═══ Data section ═══

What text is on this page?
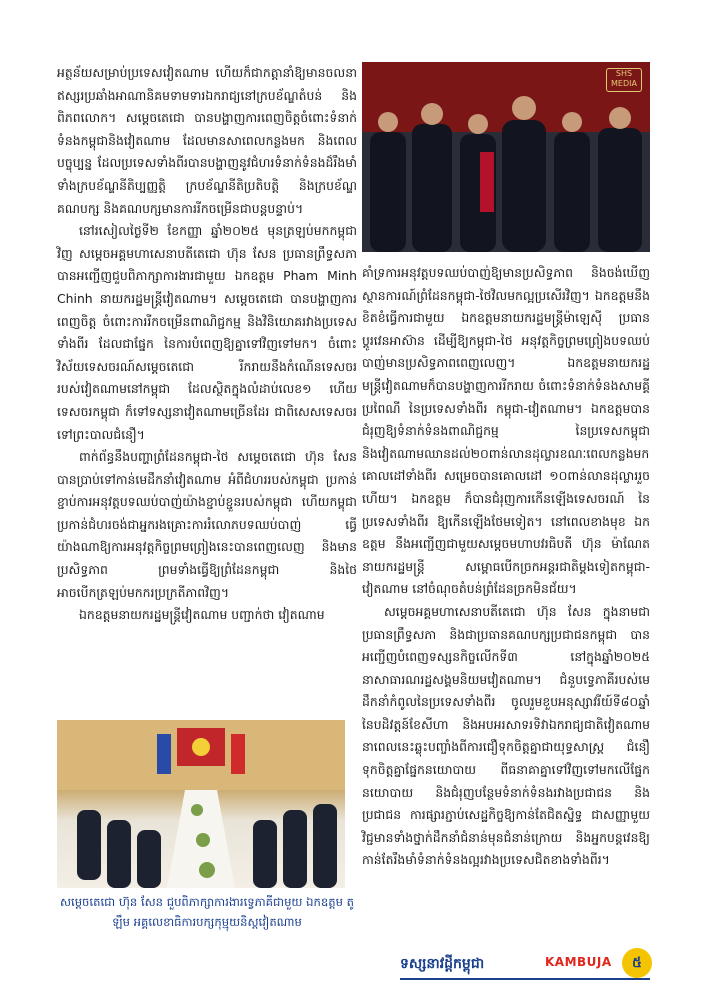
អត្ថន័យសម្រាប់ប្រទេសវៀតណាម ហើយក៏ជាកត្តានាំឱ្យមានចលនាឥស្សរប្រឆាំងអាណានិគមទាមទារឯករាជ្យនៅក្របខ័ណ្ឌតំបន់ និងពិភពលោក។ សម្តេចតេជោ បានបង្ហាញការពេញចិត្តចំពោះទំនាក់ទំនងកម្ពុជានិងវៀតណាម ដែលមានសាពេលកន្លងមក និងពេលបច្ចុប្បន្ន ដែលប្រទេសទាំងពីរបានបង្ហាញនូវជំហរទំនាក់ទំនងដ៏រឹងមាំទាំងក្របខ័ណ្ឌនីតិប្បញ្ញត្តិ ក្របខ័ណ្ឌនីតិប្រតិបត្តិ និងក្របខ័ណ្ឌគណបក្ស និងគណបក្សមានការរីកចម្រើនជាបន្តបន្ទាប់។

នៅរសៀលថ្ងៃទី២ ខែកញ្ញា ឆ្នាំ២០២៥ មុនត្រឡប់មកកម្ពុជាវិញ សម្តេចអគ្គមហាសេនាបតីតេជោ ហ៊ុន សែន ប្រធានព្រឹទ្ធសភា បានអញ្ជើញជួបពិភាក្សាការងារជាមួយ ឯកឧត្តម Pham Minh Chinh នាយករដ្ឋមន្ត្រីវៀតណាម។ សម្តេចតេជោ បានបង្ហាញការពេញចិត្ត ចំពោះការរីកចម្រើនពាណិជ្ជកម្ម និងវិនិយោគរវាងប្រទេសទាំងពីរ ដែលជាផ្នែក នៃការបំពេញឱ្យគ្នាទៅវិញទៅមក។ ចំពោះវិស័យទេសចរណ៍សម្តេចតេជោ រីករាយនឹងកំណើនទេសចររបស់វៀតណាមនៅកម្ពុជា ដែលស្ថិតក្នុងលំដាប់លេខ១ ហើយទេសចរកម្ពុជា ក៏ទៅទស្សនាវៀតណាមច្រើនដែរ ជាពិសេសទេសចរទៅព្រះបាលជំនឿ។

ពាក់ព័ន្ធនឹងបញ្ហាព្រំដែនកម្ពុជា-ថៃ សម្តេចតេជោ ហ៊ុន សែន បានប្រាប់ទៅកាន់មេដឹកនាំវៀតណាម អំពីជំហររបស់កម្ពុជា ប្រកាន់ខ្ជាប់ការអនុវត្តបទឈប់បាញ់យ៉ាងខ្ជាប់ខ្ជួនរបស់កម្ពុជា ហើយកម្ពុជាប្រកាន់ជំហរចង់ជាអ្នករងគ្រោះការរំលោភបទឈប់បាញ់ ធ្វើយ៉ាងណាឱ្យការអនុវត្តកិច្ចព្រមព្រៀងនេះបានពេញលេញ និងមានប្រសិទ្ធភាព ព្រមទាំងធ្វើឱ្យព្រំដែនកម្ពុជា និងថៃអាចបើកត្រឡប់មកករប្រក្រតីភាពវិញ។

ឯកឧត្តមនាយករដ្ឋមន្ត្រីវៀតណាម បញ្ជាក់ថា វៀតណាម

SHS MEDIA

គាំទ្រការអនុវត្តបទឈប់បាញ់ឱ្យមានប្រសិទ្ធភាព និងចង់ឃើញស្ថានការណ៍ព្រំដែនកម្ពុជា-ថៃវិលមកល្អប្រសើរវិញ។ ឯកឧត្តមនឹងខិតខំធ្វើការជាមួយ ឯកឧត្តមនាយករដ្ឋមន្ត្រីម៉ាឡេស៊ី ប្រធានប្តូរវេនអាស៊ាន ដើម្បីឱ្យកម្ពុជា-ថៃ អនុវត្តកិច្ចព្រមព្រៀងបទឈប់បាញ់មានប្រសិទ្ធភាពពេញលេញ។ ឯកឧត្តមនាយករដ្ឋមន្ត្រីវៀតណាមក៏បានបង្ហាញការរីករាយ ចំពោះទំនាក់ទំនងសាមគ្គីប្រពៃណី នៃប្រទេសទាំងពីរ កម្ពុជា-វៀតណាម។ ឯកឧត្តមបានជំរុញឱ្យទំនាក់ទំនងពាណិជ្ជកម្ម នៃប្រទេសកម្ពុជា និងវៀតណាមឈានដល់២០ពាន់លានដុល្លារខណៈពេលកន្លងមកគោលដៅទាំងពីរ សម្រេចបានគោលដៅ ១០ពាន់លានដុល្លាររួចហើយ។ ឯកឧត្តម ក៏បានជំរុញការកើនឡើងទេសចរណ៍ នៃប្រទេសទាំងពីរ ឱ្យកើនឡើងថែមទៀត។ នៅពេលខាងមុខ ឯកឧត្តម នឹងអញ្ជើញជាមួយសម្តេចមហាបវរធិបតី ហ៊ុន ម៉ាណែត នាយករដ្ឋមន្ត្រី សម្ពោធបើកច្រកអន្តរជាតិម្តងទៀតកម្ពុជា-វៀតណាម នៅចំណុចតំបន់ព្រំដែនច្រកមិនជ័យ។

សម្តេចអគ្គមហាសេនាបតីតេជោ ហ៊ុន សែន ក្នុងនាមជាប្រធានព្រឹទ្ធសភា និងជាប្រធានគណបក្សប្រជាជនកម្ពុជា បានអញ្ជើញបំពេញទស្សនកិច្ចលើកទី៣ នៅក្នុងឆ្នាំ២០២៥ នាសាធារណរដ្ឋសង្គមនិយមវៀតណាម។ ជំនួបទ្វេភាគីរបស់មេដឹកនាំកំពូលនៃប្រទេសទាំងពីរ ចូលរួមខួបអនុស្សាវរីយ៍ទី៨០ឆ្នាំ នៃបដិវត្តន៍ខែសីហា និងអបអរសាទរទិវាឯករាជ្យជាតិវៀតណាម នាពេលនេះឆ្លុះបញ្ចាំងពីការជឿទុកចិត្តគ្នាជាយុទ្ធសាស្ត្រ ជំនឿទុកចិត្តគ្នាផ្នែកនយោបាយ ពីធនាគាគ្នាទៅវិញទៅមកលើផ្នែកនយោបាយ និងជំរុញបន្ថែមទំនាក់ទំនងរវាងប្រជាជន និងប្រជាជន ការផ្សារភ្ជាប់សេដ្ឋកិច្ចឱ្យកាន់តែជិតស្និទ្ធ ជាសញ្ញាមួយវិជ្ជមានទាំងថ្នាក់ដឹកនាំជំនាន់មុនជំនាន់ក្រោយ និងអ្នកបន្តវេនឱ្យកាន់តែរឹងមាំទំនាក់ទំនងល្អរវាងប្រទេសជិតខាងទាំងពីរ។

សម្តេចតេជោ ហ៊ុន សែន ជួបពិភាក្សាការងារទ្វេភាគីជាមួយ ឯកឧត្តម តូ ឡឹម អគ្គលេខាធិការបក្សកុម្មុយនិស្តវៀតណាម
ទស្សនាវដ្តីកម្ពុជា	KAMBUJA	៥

═══

**Exercise brief:** Take the entries shown above and quote them verbatim, passing over the pictures.

**Solved exercise:**
What text is on this page?
អត្ថន័យសម្រាប់ប្រទេសវៀតណាម ហើយក៏ជាកត្តានាំឱ្យមានចលនាឥស្សរប្រឆាំងអាណានិគមទាមទារឯករាជ្យនៅក្របខ័ណ្ឌតំបន់ និងពិភពលោក។ សម្តេចតេជោ បានបង្ហាញការពេញចិត្តចំពោះទំនាក់ទំនងកម្ពុជានិងវៀតណាម ដែលមានសាពេលកន្លងមក និងពេលបច្ចុប្បន្ន ដែលប្រទេសទាំងពីរបានបង្ហាញនូវជំហរទំនាក់ទំនងដ៏រឹងមាំទាំងក្របខ័ណ្ឌនីតិប្បញ្ញត្តិ ក្របខ័ណ្ឌនីតិប្រតិបត្តិ និងក្របខ័ណ្ឌគណបក្ស និងគណបក្សមានការរីកចម្រើនជាបន្តបន្ទាប់។

នៅរសៀលថ្ងៃទី២ ខែកញ្ញា ឆ្នាំ២០២៥ មុនត្រឡប់មកកម្ពុជាវិញ សម្តេចអគ្គមហាសេនាបតីតេជោ ហ៊ុន សែន ប្រធានព្រឹទ្ធសភា បានអញ្ជើញជួបពិភាក្សាការងារជាមួយ ឯកឧត្តម Pham Minh Chinh នាយករដ្ឋមន្ត្រីវៀតណាម។ សម្តេចតេជោ បានបង្ហាញការពេញចិត្ត ចំពោះការរីកចម្រើនពាណិជ្ជកម្ម និងវិនិយោគរវាងប្រទេសទាំងពីរ ដែលជាផ្នែក នៃការបំពេញឱ្យគ្នាទៅវិញទៅមក។ ចំពោះវិស័យទេសចរណ៍សម្តេចតេជោ រីករាយនឹងកំណើនទេសចររបស់វៀតណាមនៅកម្ពុជា ដែលស្ថិតក្នុងលំដាប់លេខ១ ហើយទេសចរកម្ពុជា ក៏ទៅទស្សនាវៀតណាមច្រើនដែរ ជាពិសេសទេសចរទៅព្រះបាលជំនឿ។

ពាក់ព័ន្ធនឹងបញ្ហាព្រំដែនកម្ពុជា-ថៃ សម្តេចតេជោ ហ៊ុន សែន បានប្រាប់ទៅកាន់មេដឹកនាំវៀតណាម អំពីជំហររបស់កម្ពុជា ប្រកាន់ខ្ជាប់ការអនុវត្តបទឈប់បាញ់យ៉ាងខ្ជាប់ខ្ជួនរបស់កម្ពុជា ហើយកម្ពុជាប្រកាន់ជំហរចង់ជាអ្នករងគ្រោះការរំលោភបទឈប់បាញ់ ធ្វើយ៉ាងណាឱ្យការអនុវត្តកិច្ចព្រមព្រៀងនេះបានពេញលេញ និងមានប្រសិទ្ធភាព ព្រមទាំងធ្វើឱ្យព្រំដែនកម្ពុជា និងថៃអាចបើកត្រឡប់មកករប្រក្រតីភាពវិញ។

ឯកឧត្តមនាយករដ្ឋមន្ត្រីវៀតណាម បញ្ជាក់ថា វៀតណាម

SHS MEDIA

គាំទ្រការអនុវត្តបទឈប់បាញ់ឱ្យមានប្រសិទ្ធភាព និងចង់ឃើញស្ថានការណ៍ព្រំដែនកម្ពុជា-ថៃវិលមកល្អប្រសើរវិញ។ ឯកឧត្តមនឹងខិតខំធ្វើការជាមួយ ឯកឧត្តមនាយករដ្ឋមន្ត្រីម៉ាឡេស៊ី ប្រធានប្តូរវេនអាស៊ាន ដើម្បីឱ្យកម្ពុជា-ថៃ អនុវត្តកិច្ចព្រមព្រៀងបទឈប់បាញ់មានប្រសិទ្ធភាពពេញលេញ។ ឯកឧត្តមនាយករដ្ឋមន្ត្រីវៀតណាមក៏បានបង្ហាញការរីករាយ ចំពោះទំនាក់ទំនងសាមគ្គីប្រពៃណី នៃប្រទេសទាំងពីរ កម្ពុជា-វៀតណាម។ ឯកឧត្តមបានជំរុញឱ្យទំនាក់ទំនងពាណិជ្ជកម្ម នៃប្រទេសកម្ពុជា និងវៀតណាមឈានដល់២០ពាន់លានដុល្លារខណៈពេលកន្លងមកគោលដៅទាំងពីរ សម្រេចបានគោលដៅ ១០ពាន់លានដុល្លាររួចហើយ។ ឯកឧត្តម ក៏បានជំរុញការកើនឡើងទេសចរណ៍ នៃប្រទេសទាំងពីរ ឱ្យកើនឡើងថែមទៀត។ នៅពេលខាងមុខ ឯកឧត្តម នឹងអញ្ជើញជាមួយសម្តេចមហាបវរធិបតី ហ៊ុន ម៉ាណែត នាយករដ្ឋមន្ត្រី សម្ពោធបើកច្រកអន្តរជាតិម្តងទៀតកម្ពុជា-វៀតណាម នៅចំណុចតំបន់ព្រំដែនច្រកមិនជ័យ។

សម្តេចអគ្គមហាសេនាបតីតេជោ ហ៊ុន សែន ក្នុងនាមជាប្រធានព្រឹទ្ធសភា និងជាប្រធានគណបក្សប្រជាជនកម្ពុជា បានអញ្ជើញបំពេញទស្សនកិច្ចលើកទី៣ នៅក្នុងឆ្នាំ២០២៥ នាសាធារណរដ្ឋសង្គមនិយមវៀតណាម។ ជំនួបទ្វេភាគីរបស់មេដឹកនាំកំពូលនៃប្រទេសទាំងពីរ ចូលរួមខួបអនុស្សាវរីយ៍ទី៨០ឆ្នាំ នៃបដិវត្តន៍ខែសីហា និងអបអរសាទរទិវាឯករាជ្យជាតិវៀតណាម នាពេលនេះឆ្លុះបញ្ចាំងពីការជឿទុកចិត្តគ្នាជាយុទ្ធសាស្ត្រ ជំនឿទុកចិត្តគ្នាផ្នែកនយោបាយ ពីធនាគាគ្នាទៅវិញទៅមកលើផ្នែកនយោបាយ និងជំរុញបន្ថែមទំនាក់ទំនងរវាងប្រជាជន និងប្រជាជន ការផ្សារភ្ជាប់សេដ្ឋកិច្ចឱ្យកាន់តែជិតស្និទ្ធ ជាសញ្ញាមួយវិជ្ជមានទាំងថ្នាក់ដឹកនាំជំនាន់មុនជំនាន់ក្រោយ និងអ្នកបន្តវេនឱ្យកាន់តែរឹងមាំទំនាក់ទំនងល្អរវាងប្រទេសជិតខាងទាំងពីរ។

សម្តេចតេជោ ហ៊ុន សែន ជួបពិភាក្សាការងារទ្វេភាគីជាមួយ ឯកឧត្តម តូ ឡឹម អគ្គលេខាធិការបក្សកុម្មុយនិស្តវៀតណាម
ទស្សនាវដ្តីកម្ពុជា	KAMBUJA	៥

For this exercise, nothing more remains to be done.